-- Begin --

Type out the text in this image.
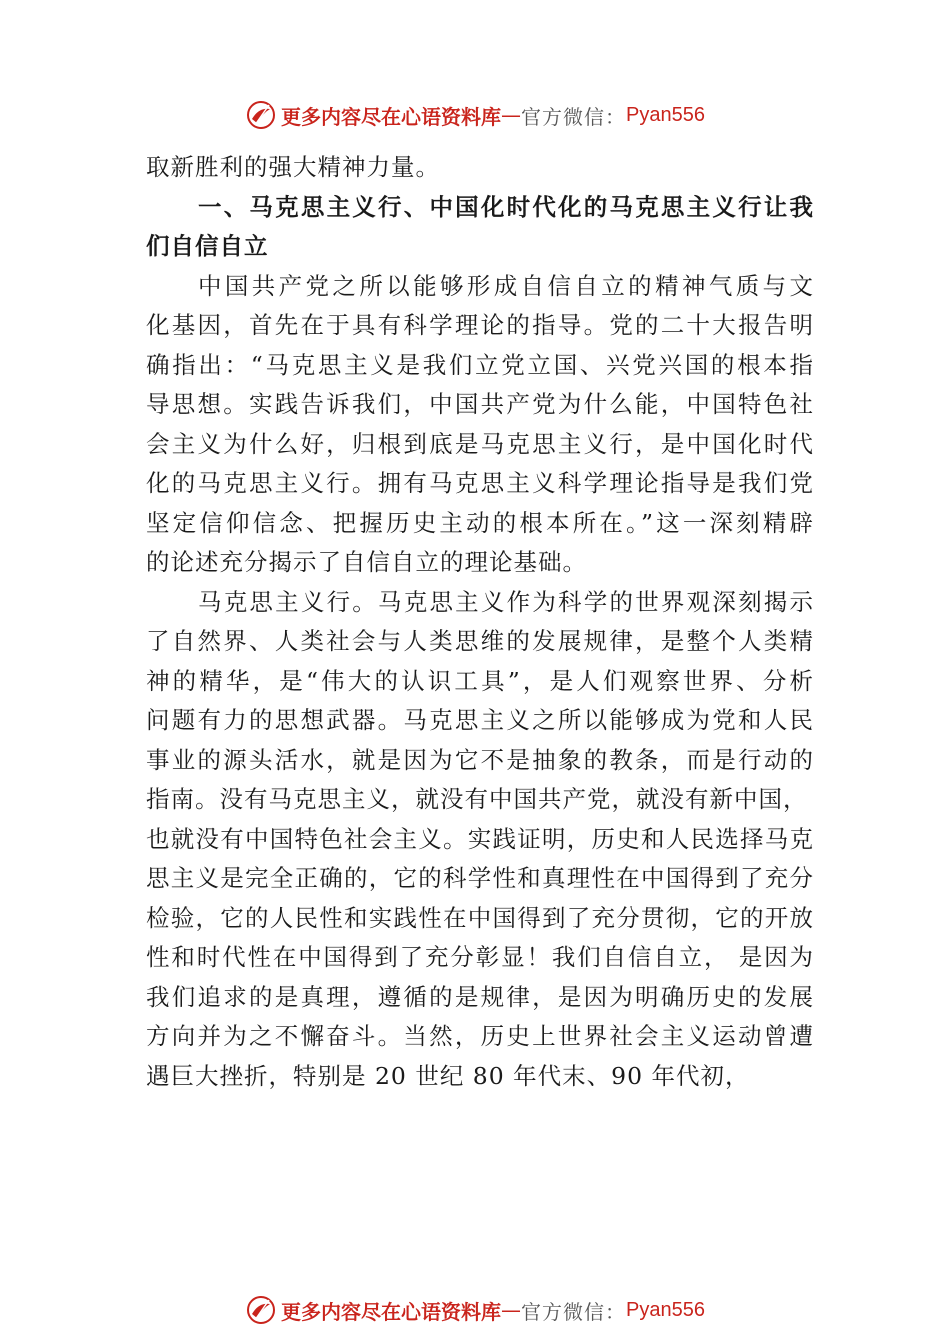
更多内容尽在心语资料库 — 官方微信： Pyan556
取新胜利的强大精神力量。
一、马克思主义行、中国化时代化的马克思主义行让我
们自信自立
中国共产党之所以能够形成自信自立的精神气质与文
化基因，首先在于具有科学理论的指导。党的二十大报告明
确指出：“马克思主义是我们立党立国、兴党兴国的根本指
导思想。实践告诉我们，中国共产党为什么能，中国特色社
会主义为什么好，归根到底是马克思主义行，是中国化时代
化的马克思主义行。拥有马克思主义科学理论指导是我们党
坚定信仰信念、把握历史主动的根本所在。”这一深刻精辟
的论述充分揭示了自信自立的理论基础。
马克思主义行。马克思主义作为科学的世界观深刻揭示
了自然界、人类社会与人类思维的发展规律，是整个人类精
神的精华，是“伟大的认识工具”，是人们观察世界、分析
问题有力的思想武器。马克思主义之所以能够成为党和人民
事业的源头活水，就是因为它不是抽象的教条，而是行动的
指南。没有马克思主义，就没有中国共产党，就没有新中国，
也就没有中国特色社会主义。实践证明，历史和人民选择马克
思主义是完全正确的，它的科学性和真理性在中国得到了充分
检验，它的人民性和实践性在中国得到了充分贯彻，它的开放
性和时代性在中国得到了充分彰显！我们自信自立， 是因为
我们追求的是真理，遵循的是规律，是因为明确历史的发展
方向并为之不懈奋斗。当然，历史上世界社会主义运动曾遭
遇巨大挫折，特别是 20 世纪 80 年代末、90 年代初，
更多内容尽在心语资料库 — 官方微信： Pyan556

-- End --

- Goal -
Repeat the data in full and exactly. Omit pictures.

- The solution -
Type out the text in this image.
更多内容尽在心语资料库 — 官方微信： Pyan556
取新胜利的强大精神力量。
一、马克思主义行、中国化时代化的马克思主义行让我
们自信自立
中国共产党之所以能够形成自信自立的精神气质与文
化基因，首先在于具有科学理论的指导。党的二十大报告明
确指出：“马克思主义是我们立党立国、兴党兴国的根本指
导思想。实践告诉我们，中国共产党为什么能，中国特色社
会主义为什么好，归根到底是马克思主义行，是中国化时代
化的马克思主义行。拥有马克思主义科学理论指导是我们党
坚定信仰信念、把握历史主动的根本所在。”这一深刻精辟
的论述充分揭示了自信自立的理论基础。
马克思主义行。马克思主义作为科学的世界观深刻揭示
了自然界、人类社会与人类思维的发展规律，是整个人类精
神的精华，是“伟大的认识工具”，是人们观察世界、分析
问题有力的思想武器。马克思主义之所以能够成为党和人民
事业的源头活水，就是因为它不是抽象的教条，而是行动的
指南。没有马克思主义，就没有中国共产党，就没有新中国，
也就没有中国特色社会主义。实践证明，历史和人民选择马克
思主义是完全正确的，它的科学性和真理性在中国得到了充分
检验，它的人民性和实践性在中国得到了充分贯彻，它的开放
性和时代性在中国得到了充分彰显！我们自信自立， 是因为
我们追求的是真理，遵循的是规律，是因为明确历史的发展
方向并为之不懈奋斗。当然，历史上世界社会主义运动曾遭
遇巨大挫折，特别是 20 世纪 80 年代末、90 年代初，
更多内容尽在心语资料库 — 官方微信： Pyan556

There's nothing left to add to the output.